The task
In the excerpt on SageMaker shadow testing, which metrics are named for comparing the performance of the two model versions?
** START Excerpt **
Amazon SageMaker now allows you to compare the performance of a new version of a model serving stack with the currently deployed version prior to a full production rollout using a deployment safety practice known as shadow testing. Shadow testing can help you identify potential configuration errors and performance issues before they impact end-users. With SageMaker, you don’t need to invest in building your shadow testing infrastructure, allowing you to focus on model development. SageMaker takes care of deploying the new version alongside the current version serving production requests, routing a portion of requests to the shadow version. You can then compare the performance of the two versions using metrics such as latency and error rate. This gives you greater confidence that production rollouts to SageMaker inference endpoints won’t cause performance regressions, and helps you avoid outages due to accidental misconfigurations.

In this post, we demonstrate this new SageMaker capability. The corresponding sample notebook is available in this GitHub repository.
** END Excerpt **
** START Record excerpts **
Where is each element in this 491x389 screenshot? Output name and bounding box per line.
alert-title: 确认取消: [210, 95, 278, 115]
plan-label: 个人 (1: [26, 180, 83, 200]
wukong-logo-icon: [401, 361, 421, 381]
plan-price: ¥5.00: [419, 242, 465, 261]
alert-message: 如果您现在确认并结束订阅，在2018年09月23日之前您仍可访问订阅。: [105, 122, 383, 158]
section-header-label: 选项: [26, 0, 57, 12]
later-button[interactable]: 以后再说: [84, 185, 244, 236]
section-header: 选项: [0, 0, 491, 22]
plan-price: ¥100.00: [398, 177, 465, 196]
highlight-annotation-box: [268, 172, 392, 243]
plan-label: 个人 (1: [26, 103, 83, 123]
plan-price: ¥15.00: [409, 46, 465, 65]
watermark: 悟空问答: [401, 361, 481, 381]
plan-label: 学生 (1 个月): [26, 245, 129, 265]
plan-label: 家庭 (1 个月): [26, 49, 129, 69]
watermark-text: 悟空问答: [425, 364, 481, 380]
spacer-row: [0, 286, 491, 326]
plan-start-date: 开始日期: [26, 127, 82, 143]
** END Record excerpts **
Result
Latency and error rate.